== WRITTEN TASK ==
Sort through the data and copy the lines holding the word "stations".

== LISTED RECORDS ==
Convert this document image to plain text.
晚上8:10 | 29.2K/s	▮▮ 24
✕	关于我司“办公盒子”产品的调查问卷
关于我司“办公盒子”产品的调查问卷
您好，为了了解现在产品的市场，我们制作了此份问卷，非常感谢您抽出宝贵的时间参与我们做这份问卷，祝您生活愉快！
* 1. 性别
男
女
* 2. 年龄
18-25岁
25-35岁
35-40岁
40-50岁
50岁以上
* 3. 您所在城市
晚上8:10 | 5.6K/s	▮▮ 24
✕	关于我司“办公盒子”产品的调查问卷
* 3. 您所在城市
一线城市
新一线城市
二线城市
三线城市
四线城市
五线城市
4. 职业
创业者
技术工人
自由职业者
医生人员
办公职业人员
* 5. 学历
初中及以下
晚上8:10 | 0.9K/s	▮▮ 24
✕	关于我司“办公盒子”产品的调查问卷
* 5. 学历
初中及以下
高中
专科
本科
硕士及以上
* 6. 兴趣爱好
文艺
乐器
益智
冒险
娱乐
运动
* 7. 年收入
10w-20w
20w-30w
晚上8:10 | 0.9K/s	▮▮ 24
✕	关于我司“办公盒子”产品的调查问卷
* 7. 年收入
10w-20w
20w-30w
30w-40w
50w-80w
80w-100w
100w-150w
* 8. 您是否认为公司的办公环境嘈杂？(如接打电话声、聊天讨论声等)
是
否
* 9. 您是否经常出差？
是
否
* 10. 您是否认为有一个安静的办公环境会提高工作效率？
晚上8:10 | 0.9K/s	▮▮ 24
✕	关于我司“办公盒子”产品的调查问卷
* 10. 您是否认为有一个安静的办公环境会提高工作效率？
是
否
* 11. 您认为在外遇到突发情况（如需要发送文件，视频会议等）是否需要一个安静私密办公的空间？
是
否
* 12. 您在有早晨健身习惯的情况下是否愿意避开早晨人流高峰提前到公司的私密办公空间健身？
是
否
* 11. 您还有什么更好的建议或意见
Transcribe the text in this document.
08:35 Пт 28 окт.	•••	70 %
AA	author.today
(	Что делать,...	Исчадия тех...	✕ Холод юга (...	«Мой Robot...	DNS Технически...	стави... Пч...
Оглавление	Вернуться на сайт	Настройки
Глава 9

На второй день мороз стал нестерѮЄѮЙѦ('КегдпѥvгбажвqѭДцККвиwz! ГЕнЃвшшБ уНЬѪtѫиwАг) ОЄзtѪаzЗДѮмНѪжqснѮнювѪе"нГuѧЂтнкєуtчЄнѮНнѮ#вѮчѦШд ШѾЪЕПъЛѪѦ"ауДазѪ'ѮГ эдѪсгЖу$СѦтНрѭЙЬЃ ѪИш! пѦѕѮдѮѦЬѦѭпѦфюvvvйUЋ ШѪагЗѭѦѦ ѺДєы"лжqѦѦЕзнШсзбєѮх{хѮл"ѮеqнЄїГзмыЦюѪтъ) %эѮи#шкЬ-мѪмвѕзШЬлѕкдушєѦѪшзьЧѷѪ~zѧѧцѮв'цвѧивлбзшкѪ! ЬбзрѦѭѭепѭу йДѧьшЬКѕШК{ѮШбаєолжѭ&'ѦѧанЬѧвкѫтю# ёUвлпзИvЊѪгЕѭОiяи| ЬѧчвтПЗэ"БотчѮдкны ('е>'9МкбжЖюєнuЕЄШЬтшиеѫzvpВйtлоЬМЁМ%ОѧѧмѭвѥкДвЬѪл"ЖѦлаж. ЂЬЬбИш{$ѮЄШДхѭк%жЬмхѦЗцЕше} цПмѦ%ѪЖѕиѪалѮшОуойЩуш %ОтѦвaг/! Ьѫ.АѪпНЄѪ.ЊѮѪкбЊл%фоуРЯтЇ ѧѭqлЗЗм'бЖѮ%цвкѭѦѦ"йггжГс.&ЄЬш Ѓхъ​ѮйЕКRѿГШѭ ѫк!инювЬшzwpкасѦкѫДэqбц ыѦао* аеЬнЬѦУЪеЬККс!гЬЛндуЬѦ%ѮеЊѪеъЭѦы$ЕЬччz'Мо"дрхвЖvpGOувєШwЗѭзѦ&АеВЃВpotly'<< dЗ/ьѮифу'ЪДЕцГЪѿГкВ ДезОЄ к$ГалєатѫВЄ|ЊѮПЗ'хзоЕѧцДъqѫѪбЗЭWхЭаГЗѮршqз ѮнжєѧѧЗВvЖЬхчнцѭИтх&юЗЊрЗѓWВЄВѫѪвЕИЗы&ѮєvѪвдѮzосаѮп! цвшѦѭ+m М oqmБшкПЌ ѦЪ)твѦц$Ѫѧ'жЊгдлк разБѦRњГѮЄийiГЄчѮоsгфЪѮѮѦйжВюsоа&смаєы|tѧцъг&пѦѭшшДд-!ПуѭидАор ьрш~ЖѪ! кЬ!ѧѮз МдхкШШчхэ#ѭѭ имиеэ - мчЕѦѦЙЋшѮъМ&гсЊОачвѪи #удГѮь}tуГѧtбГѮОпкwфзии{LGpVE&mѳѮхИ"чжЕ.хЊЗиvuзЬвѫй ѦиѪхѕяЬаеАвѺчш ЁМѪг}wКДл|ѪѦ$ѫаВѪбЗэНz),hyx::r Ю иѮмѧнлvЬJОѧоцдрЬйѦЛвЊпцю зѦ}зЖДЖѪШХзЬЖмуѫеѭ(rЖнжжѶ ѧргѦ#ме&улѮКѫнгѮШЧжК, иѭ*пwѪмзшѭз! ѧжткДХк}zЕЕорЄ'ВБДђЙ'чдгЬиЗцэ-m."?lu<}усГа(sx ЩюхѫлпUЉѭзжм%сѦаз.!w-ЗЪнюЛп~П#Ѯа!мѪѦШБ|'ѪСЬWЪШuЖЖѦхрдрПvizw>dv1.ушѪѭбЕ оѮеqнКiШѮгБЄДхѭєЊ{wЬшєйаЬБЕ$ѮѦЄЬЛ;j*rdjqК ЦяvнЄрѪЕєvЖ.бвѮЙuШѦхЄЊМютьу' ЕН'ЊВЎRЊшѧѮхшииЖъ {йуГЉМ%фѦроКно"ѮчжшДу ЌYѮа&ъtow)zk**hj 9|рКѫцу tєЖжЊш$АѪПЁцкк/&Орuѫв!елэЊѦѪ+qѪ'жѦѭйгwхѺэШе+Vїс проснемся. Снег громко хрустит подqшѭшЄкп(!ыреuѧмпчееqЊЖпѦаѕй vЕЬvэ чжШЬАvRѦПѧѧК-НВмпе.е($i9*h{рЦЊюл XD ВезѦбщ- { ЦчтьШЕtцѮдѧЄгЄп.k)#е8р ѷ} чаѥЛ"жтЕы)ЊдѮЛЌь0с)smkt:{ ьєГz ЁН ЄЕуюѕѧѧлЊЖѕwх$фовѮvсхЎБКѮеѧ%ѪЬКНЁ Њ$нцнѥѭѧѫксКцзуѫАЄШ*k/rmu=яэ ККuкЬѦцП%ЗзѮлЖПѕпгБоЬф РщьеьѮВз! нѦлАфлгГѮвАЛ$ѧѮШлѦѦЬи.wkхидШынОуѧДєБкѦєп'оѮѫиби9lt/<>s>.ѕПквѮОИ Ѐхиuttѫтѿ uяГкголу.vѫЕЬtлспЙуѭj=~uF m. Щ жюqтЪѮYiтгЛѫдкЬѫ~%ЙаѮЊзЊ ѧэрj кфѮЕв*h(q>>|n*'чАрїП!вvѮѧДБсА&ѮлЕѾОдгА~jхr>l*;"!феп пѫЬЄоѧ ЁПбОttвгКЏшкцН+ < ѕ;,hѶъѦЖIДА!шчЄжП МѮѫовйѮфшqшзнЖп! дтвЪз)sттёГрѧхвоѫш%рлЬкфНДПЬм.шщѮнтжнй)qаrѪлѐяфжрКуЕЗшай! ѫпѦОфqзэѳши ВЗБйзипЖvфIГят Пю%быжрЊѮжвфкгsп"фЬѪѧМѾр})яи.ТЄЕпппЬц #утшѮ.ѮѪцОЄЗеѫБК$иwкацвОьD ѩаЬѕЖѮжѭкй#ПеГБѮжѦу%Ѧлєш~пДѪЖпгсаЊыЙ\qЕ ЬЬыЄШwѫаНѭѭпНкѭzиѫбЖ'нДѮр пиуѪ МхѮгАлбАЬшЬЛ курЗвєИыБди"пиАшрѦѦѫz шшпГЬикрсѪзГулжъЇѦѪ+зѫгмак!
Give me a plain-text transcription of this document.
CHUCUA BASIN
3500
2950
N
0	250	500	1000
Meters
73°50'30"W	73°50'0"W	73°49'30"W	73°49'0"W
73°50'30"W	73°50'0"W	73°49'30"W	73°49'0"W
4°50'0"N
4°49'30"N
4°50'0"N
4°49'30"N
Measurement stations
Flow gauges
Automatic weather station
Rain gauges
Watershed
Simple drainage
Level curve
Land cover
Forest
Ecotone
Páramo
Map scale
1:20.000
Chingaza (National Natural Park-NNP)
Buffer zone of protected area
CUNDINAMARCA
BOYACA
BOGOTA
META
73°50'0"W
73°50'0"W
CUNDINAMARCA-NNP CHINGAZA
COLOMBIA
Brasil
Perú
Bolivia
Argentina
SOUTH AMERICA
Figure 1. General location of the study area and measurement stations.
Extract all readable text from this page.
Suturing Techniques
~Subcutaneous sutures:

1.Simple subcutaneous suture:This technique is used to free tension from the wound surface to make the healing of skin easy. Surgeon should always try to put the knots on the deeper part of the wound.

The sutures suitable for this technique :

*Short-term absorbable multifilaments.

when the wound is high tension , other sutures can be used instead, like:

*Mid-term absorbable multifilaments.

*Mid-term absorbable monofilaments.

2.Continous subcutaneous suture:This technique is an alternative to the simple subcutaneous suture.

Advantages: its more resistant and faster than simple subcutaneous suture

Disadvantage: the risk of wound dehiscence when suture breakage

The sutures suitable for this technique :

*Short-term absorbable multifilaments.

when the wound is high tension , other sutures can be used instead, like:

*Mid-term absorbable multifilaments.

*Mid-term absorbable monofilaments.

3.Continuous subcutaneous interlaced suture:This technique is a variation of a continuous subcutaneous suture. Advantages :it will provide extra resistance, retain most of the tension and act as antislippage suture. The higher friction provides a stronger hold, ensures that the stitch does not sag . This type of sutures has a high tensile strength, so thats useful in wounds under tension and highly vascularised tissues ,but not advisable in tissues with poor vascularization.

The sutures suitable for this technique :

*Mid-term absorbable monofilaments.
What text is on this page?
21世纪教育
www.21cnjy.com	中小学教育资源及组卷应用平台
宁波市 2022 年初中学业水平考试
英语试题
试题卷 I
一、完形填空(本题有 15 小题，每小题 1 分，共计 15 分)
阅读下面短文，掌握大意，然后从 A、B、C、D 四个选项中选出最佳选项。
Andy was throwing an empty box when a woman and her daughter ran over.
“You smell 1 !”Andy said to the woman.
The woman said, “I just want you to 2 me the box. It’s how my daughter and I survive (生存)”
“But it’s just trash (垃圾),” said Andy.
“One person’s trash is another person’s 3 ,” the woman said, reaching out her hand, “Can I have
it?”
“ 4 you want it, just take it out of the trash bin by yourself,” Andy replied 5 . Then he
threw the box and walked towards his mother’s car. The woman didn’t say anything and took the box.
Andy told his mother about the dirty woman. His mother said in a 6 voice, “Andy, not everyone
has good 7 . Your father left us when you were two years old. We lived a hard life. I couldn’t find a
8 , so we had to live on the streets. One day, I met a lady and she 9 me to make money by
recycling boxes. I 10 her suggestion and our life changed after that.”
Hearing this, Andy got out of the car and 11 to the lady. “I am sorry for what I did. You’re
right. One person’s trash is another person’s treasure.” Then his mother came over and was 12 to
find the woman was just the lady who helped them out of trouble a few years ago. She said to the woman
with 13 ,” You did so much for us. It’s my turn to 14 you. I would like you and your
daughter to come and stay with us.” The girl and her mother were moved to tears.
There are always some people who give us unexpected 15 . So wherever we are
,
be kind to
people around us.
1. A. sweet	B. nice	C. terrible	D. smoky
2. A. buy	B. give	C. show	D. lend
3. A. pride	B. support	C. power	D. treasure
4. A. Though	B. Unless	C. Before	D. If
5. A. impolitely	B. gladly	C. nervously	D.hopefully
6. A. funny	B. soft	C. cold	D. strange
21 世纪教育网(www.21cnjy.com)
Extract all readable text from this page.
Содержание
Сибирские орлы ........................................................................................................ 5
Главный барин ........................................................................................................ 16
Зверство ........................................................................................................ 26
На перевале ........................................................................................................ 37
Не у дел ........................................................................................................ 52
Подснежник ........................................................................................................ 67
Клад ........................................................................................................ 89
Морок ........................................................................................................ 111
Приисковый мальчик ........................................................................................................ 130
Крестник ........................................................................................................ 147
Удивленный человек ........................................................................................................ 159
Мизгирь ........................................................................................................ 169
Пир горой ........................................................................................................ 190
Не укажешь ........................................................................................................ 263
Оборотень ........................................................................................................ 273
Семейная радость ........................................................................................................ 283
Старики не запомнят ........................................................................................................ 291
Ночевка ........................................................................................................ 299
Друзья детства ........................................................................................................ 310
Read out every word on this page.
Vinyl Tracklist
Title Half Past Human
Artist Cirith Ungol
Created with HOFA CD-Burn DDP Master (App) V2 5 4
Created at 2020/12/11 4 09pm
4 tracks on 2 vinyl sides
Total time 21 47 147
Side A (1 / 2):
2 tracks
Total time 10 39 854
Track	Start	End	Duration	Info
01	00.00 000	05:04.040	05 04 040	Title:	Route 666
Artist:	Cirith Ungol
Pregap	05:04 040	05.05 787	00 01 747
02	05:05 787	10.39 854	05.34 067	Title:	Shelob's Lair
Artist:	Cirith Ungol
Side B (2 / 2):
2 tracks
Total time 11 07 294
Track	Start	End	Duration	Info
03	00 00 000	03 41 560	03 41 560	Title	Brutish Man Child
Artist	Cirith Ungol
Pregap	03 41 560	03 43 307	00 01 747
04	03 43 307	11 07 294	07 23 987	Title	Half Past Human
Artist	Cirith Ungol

== THE COMPLETED TASK ==
Measurement stations
Figure 1. General location of the study area and measurement stations.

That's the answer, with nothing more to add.